### Exercise aim
Read the records below. Copy each line where the string "from" occurs.
'''
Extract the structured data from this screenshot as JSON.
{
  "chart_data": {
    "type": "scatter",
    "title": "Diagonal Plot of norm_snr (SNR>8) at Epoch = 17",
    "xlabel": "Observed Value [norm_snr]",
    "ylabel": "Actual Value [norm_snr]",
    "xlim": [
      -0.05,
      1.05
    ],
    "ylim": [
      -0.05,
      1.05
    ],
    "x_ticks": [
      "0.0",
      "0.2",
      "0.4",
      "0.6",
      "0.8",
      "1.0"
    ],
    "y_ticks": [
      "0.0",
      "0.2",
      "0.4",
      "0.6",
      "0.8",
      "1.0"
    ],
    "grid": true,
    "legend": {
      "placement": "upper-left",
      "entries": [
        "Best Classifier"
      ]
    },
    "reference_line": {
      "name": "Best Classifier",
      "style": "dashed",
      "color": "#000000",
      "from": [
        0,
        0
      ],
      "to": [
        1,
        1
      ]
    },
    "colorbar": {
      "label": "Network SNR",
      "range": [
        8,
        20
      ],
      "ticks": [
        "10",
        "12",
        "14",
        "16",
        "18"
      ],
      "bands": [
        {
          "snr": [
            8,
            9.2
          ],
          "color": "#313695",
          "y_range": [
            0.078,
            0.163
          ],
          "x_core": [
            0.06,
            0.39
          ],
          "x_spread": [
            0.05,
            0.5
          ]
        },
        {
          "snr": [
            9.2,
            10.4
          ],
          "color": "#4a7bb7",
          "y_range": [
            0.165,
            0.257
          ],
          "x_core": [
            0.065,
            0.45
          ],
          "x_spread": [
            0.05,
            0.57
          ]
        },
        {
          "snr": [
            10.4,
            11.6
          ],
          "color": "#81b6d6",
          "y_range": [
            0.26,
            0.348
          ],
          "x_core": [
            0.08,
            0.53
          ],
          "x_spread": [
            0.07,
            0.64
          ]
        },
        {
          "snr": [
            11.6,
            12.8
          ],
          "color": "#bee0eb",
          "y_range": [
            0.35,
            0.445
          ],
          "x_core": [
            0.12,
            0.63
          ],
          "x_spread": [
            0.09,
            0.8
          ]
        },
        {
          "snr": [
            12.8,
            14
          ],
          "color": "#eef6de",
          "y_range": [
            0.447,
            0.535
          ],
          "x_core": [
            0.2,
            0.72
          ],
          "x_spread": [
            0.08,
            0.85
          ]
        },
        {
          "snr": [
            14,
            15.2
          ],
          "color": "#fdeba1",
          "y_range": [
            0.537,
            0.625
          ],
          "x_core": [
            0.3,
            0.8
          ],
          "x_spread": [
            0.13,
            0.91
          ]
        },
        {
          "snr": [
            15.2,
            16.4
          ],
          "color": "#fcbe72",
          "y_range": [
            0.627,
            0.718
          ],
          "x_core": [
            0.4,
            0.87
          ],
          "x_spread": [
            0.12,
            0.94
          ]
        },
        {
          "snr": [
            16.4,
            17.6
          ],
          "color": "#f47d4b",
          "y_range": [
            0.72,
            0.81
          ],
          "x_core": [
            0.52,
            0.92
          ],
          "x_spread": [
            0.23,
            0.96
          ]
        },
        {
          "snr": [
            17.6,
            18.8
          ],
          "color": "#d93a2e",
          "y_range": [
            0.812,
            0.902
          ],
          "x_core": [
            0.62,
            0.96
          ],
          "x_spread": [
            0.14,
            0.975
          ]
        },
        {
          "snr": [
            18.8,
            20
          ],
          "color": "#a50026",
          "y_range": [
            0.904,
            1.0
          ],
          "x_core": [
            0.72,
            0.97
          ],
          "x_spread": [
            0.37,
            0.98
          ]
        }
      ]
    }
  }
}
'''
### Output
Extract the structured data from this screenshot as JSON.
      "from": [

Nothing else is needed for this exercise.